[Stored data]
───

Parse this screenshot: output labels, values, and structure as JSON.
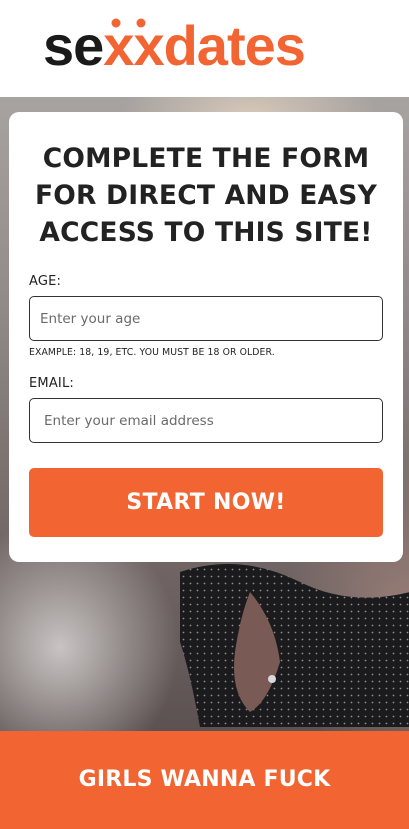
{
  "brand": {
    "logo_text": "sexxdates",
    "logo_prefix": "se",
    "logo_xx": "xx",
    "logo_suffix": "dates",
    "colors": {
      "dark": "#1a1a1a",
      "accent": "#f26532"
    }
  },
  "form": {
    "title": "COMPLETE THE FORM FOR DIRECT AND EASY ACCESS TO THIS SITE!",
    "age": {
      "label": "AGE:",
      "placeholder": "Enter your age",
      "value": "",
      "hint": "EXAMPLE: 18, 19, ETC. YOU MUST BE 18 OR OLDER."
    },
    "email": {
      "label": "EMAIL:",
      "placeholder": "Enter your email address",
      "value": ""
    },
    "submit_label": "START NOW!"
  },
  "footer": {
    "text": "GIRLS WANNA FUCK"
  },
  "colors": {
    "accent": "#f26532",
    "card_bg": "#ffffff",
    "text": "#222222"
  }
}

───

• Description of the task:
An exact transcription of all the entries is required, without the pictures.

• Final answer:
Parse this screenshot: output labels, values, and structure as JSON.
{
  "brand": {
    "logo_text": "sexxdates",
    "logo_prefix": "se",
    "logo_xx": "xx",
    "logo_suffix": "dates",
    "colors": {
      "dark": "#1a1a1a",
      "accent": "#f26532"
    }
  },
  "form": {
    "title": "COMPLETE THE FORM FOR DIRECT AND EASY ACCESS TO THIS SITE!",
    "age": {
      "label": "AGE:",
      "placeholder": "Enter your age",
      "value": "",
      "hint": "EXAMPLE: 18, 19, ETC. YOU MUST BE 18 OR OLDER."
    },
    "email": {
      "label": "EMAIL:",
      "placeholder": "Enter your email address",
      "value": ""
    },
    "submit_label": "START NOW!"
  },
  "footer": {
    "text": "GIRLS WANNA FUCK"
  },
  "colors": {
    "accent": "#f26532",
    "card_bg": "#ffffff",
    "text": "#222222"
  }
}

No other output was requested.